> _THE INPUT_
## START

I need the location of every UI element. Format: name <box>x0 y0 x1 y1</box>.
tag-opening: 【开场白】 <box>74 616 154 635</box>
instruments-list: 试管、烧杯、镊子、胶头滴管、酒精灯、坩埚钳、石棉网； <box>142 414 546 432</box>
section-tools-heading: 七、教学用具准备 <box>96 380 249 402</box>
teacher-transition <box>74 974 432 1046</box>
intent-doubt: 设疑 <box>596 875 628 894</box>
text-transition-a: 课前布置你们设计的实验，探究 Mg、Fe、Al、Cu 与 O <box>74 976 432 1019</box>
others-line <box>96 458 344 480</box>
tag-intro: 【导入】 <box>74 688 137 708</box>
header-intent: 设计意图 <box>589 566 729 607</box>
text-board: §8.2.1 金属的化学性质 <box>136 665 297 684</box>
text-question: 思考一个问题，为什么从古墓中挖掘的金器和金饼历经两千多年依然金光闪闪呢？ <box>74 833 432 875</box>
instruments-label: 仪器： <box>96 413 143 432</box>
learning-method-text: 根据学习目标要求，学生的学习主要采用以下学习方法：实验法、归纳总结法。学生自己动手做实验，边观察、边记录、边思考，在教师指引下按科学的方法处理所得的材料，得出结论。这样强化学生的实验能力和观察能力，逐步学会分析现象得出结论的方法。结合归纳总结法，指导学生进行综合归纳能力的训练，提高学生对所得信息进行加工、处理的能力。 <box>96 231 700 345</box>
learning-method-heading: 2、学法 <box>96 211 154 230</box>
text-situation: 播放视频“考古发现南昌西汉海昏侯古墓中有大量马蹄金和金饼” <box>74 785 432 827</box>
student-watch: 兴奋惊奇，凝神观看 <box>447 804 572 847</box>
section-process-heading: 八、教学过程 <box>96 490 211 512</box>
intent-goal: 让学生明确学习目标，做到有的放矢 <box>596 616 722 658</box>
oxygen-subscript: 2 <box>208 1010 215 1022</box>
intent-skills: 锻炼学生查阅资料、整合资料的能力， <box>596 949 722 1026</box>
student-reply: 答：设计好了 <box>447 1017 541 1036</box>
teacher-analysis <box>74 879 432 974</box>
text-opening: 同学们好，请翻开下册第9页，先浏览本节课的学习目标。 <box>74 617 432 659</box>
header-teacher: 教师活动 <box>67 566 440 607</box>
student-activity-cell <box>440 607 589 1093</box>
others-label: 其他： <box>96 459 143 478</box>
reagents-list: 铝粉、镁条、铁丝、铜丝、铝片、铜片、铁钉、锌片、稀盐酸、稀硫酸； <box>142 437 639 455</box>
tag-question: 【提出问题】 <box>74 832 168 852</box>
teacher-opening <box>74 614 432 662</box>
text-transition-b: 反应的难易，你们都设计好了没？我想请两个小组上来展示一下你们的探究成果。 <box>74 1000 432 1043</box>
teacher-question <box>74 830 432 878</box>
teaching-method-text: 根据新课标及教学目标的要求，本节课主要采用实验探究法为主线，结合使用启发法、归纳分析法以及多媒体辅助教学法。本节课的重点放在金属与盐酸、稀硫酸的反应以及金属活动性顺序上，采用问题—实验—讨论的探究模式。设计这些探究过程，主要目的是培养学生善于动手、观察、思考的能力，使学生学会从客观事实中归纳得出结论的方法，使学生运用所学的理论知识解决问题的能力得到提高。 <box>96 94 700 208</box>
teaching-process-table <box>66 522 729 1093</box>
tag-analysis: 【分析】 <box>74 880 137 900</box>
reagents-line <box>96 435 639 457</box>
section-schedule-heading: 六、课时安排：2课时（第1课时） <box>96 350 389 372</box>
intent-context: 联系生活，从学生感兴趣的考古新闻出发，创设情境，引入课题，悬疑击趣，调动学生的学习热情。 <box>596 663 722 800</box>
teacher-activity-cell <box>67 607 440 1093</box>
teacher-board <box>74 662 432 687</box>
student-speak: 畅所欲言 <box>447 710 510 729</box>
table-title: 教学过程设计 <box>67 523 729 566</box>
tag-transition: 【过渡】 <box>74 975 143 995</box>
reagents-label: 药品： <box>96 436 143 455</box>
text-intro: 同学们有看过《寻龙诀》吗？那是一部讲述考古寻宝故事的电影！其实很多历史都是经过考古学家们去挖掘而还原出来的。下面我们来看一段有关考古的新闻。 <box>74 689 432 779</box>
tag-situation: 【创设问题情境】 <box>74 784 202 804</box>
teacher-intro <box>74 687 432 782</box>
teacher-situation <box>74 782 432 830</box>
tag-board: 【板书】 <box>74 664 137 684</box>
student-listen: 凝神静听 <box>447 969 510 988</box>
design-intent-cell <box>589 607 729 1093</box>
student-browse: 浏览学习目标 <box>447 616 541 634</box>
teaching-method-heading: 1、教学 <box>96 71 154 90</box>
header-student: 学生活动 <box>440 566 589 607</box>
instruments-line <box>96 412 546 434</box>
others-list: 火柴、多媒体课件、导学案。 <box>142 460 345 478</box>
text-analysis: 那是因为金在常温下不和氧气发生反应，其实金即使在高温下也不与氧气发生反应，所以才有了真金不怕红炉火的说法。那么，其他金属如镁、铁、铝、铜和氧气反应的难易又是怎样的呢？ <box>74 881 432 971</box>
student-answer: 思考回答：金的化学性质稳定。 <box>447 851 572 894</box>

## END

> _REQUIRED TASK_
Please copy every row above that contains the string "situation", with case counting.

> _WRITTEN RESPONSE_
text-situation: 播放视频“考古发现南昌西汉海昏侯古墓中有大量马蹄金和金饼” <box>74 785 432 827</box>
tag-situation: 【创设问题情境】 <box>74 784 202 804</box>
teacher-situation <box>74 782 432 830</box>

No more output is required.